• Problem statement
Repeat the listing in full, exactly as it stands.

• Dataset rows
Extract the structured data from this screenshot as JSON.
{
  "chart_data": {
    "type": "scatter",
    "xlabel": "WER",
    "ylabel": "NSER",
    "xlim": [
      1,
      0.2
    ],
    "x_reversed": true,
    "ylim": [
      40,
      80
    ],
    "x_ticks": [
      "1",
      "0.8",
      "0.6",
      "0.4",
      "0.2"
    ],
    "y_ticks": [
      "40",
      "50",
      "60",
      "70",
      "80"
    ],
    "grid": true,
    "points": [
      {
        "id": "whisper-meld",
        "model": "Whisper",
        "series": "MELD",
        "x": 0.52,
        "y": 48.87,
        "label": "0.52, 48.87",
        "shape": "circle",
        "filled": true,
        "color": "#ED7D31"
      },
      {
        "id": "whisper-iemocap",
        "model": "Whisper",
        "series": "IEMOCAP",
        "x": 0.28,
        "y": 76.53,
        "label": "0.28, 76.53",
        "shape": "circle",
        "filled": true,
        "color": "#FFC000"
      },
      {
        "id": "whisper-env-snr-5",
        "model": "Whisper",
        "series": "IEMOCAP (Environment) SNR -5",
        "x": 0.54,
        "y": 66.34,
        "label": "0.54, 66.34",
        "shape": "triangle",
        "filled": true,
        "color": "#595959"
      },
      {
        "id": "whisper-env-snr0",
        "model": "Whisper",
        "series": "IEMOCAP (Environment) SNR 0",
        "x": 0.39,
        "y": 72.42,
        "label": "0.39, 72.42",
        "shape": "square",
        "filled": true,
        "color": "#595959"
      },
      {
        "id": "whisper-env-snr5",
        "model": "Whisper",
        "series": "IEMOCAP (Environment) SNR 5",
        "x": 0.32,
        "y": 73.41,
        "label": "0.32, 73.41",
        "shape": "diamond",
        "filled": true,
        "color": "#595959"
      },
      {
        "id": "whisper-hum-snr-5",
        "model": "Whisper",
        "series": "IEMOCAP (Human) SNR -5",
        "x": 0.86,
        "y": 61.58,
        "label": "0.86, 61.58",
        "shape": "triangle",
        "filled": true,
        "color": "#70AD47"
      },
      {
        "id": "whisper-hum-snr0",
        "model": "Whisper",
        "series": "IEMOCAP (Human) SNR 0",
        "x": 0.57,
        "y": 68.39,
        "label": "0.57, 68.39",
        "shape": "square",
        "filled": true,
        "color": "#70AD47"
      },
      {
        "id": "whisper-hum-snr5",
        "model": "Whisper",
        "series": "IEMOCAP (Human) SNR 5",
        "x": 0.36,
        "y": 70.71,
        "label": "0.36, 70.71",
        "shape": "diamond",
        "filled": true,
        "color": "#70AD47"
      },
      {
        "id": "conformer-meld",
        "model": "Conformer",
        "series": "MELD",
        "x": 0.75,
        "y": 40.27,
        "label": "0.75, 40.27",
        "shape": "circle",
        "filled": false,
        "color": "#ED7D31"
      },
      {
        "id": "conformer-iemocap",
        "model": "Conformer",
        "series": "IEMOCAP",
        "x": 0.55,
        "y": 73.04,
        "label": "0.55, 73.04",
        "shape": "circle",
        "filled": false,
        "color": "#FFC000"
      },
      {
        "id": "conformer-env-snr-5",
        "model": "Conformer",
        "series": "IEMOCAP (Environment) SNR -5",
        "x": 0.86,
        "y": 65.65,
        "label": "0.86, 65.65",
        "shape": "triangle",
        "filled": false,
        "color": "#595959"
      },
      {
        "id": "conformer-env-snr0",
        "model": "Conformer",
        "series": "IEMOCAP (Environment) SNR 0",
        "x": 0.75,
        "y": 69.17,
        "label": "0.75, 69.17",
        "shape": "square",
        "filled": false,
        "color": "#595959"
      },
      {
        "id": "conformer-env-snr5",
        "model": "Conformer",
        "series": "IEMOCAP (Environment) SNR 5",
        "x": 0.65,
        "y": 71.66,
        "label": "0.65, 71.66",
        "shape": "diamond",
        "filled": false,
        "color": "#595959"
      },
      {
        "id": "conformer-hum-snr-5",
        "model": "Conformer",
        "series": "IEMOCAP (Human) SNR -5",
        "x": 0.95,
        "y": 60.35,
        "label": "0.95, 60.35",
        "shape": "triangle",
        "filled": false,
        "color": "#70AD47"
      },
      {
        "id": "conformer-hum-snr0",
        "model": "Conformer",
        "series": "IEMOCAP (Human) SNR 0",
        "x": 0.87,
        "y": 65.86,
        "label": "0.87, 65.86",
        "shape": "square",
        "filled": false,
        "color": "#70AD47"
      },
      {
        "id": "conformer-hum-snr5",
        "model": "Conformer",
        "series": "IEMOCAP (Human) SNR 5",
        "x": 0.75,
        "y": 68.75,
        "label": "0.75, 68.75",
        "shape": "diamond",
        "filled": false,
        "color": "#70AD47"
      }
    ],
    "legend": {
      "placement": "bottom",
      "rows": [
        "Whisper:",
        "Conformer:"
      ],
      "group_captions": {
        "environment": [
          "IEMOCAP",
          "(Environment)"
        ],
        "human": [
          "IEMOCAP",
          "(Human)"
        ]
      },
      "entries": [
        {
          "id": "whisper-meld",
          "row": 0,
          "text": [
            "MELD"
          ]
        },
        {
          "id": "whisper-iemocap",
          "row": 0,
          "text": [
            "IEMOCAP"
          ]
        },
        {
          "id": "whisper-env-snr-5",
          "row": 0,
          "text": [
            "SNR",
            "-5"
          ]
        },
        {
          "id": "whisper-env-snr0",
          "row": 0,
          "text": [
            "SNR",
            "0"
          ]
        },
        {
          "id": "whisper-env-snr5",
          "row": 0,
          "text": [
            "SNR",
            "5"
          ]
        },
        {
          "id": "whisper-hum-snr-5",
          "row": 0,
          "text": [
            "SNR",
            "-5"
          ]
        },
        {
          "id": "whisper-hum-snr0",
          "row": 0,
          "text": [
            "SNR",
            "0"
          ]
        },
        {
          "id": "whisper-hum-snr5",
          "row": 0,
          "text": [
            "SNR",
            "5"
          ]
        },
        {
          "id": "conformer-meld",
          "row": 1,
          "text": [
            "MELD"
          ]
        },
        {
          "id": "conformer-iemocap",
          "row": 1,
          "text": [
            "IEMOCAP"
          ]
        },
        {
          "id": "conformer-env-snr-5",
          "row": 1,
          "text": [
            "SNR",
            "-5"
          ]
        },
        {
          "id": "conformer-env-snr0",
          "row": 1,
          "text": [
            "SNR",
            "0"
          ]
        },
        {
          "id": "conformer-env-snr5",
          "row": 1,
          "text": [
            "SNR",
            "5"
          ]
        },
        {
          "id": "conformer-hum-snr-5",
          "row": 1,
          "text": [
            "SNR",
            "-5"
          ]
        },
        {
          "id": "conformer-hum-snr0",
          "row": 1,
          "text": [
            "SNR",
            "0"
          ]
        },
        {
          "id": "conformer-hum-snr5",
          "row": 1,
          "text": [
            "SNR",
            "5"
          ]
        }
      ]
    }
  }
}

• Solution to the problem
Extract the structured data from this screenshot as JSON.
{
  "chart_data": {
    "type": "scatter",
    "xlabel": "WER",
    "ylabel": "NSER",
    "xlim": [
      1,
      0.2
    ],
    "x_reversed": true,
    "ylim": [
      40,
      80
    ],
    "x_ticks": [
      "1",
      "0.8",
      "0.6",
      "0.4",
      "0.2"
    ],
    "y_ticks": [
      "40",
      "50",
      "60",
      "70",
      "80"
    ],
    "grid": true,
    "points": [
      {
        "id": "whisper-meld",
        "model": "Whisper",
        "series": "MELD",
        "x": 0.52,
        "y": 48.87,
        "label": "0.52, 48.87",
        "shape": "circle",
        "filled": true,
        "color": "#ED7D31"
      },
      {
        "id": "whisper-iemocap",
        "model": "Whisper",
        "series": "IEMOCAP",
        "x": 0.28,
        "y": 76.53,
        "label": "0.28, 76.53",
        "shape": "circle",
        "filled": true,
        "color": "#FFC000"
      },
      {
        "id": "whisper-env-snr-5",
        "model": "Whisper",
        "series": "IEMOCAP (Environment) SNR -5",
        "x": 0.54,
        "y": 66.34,
        "label": "0.54, 66.34",
        "shape": "triangle",
        "filled": true,
        "color": "#595959"
      },
      {
        "id": "whisper-env-snr0",
        "model": "Whisper",
        "series": "IEMOCAP (Environment) SNR 0",
        "x": 0.39,
        "y": 72.42,
        "label": "0.39, 72.42",
        "shape": "square",
        "filled": true,
        "color": "#595959"
      },
      {
        "id": "whisper-env-snr5",
        "model": "Whisper",
        "series": "IEMOCAP (Environment) SNR 5",
        "x": 0.32,
        "y": 73.41,
        "label": "0.32, 73.41",
        "shape": "diamond",
        "filled": true,
        "color": "#595959"
      },
      {
        "id": "whisper-hum-snr-5",
        "model": "Whisper",
        "series": "IEMOCAP (Human) SNR -5",
        "x": 0.86,
        "y": 61.58,
        "label": "0.86, 61.58",
        "shape": "triangle",
        "filled": true,
        "color": "#70AD47"
      },
      {
        "id": "whisper-hum-snr0",
        "model": "Whisper",
        "series": "IEMOCAP (Human) SNR 0",
        "x": 0.57,
        "y": 68.39,
        "label": "0.57, 68.39",
        "shape": "square",
        "filled": true,
        "color": "#70AD47"
      },
      {
        "id": "whisper-hum-snr5",
        "model": "Whisper",
        "series": "IEMOCAP (Human) SNR 5",
        "x": 0.36,
        "y": 70.71,
        "label": "0.36, 70.71",
        "shape": "diamond",
        "filled": true,
        "color": "#70AD47"
      },
      {
        "id": "conformer-meld",
        "model": "Conformer",
        "series": "MELD",
        "x": 0.75,
        "y": 40.27,
        "label": "0.75, 40.27",
        "shape": "circle",
        "filled": false,
        "color": "#ED7D31"
      },
      {
        "id": "conformer-iemocap",
        "model": "Conformer",
        "series": "IEMOCAP",
        "x": 0.55,
        "y": 73.04,
        "label": "0.55, 73.04",
        "shape": "circle",
        "filled": false,
        "color": "#FFC000"
      },
      {
        "id": "conformer-env-snr-5",
        "model": "Conformer",
        "series": "IEMOCAP (Environment) SNR -5",
        "x": 0.86,
        "y": 65.65,
        "label": "0.86, 65.65",
        "shape": "triangle",
        "filled": false,
        "color": "#595959"
      },
      {
        "id": "conformer-env-snr0",
        "model": "Conformer",
        "series": "IEMOCAP (Environment) SNR 0",
        "x": 0.75,
        "y": 69.17,
        "label": "0.75, 69.17",
        "shape": "square",
        "filled": false,
        "color": "#595959"
      },
      {
        "id": "conformer-env-snr5",
        "model": "Conformer",
        "series": "IEMOCAP (Environment) SNR 5",
        "x": 0.65,
        "y": 71.66,
        "label": "0.65, 71.66",
        "shape": "diamond",
        "filled": false,
        "color": "#595959"
      },
      {
        "id": "conformer-hum-snr-5",
        "model": "Conformer",
        "series": "IEMOCAP (Human) SNR -5",
        "x": 0.95,
        "y": 60.35,
        "label": "0.95, 60.35",
        "shape": "triangle",
        "filled": false,
        "color": "#70AD47"
      },
      {
        "id": "conformer-hum-snr0",
        "model": "Conformer",
        "series": "IEMOCAP (Human) SNR 0",
        "x": 0.87,
        "y": 65.86,
        "label": "0.87, 65.86",
        "shape": "square",
        "filled": false,
        "color": "#70AD47"
      },
      {
        "id": "conformer-hum-snr5",
        "model": "Conformer",
        "series": "IEMOCAP (Human) SNR 5",
        "x": 0.75,
        "y": 68.75,
        "label": "0.75, 68.75",
        "shape": "diamond",
        "filled": false,
        "color": "#70AD47"
      }
    ],
    "legend": {
      "placement": "bottom",
      "rows": [
        "Whisper:",
        "Conformer:"
      ],
      "group_captions": {
        "environment": [
          "IEMOCAP",
          "(Environment)"
        ],
        "human": [
          "IEMOCAP",
          "(Human)"
        ]
      },
      "entries": [
        {
          "id": "whisper-meld",
          "row": 0,
          "text": [
            "MELD"
          ]
        },
        {
          "id": "whisper-iemocap",
          "row": 0,
          "text": [
            "IEMOCAP"
          ]
        },
        {
          "id": "whisper-env-snr-5",
          "row": 0,
          "text": [
            "SNR",
            "-5"
          ]
        },
        {
          "id": "whisper-env-snr0",
          "row": 0,
          "text": [
            "SNR",
            "0"
          ]
        },
        {
          "id": "whisper-env-snr5",
          "row": 0,
          "text": [
            "SNR",
            "5"
          ]
        },
        {
          "id": "whisper-hum-snr-5",
          "row": 0,
          "text": [
            "SNR",
            "-5"
          ]
        },
        {
          "id": "whisper-hum-snr0",
          "row": 0,
          "text": [
            "SNR",
            "0"
          ]
        },
        {
          "id": "whisper-hum-snr5",
          "row": 0,
          "text": [
            "SNR",
            "5"
          ]
        },
        {
          "id": "conformer-meld",
          "row": 1,
          "text": [
            "MELD"
          ]
        },
        {
          "id": "conformer-iemocap",
          "row": 1,
          "text": [
            "IEMOCAP"
          ]
        },
        {
          "id": "conformer-env-snr-5",
          "row": 1,
          "text": [
            "SNR",
            "-5"
          ]
        },
        {
          "id": "conformer-env-snr0",
          "row": 1,
          "text": [
            "SNR",
            "0"
          ]
        },
        {
          "id": "conformer-env-snr5",
          "row": 1,
          "text": [
            "SNR",
            "5"
          ]
        },
        {
          "id": "conformer-hum-snr-5",
          "row": 1,
          "text": [
            "SNR",
            "-5"
          ]
        },
        {
          "id": "conformer-hum-snr0",
          "row": 1,
          "text": [
            "SNR",
            "0"
          ]
        },
        {
          "id": "conformer-hum-snr5",
          "row": 1,
          "text": [
            "SNR",
            "5"
          ]
        }
      ]
    }
  }
}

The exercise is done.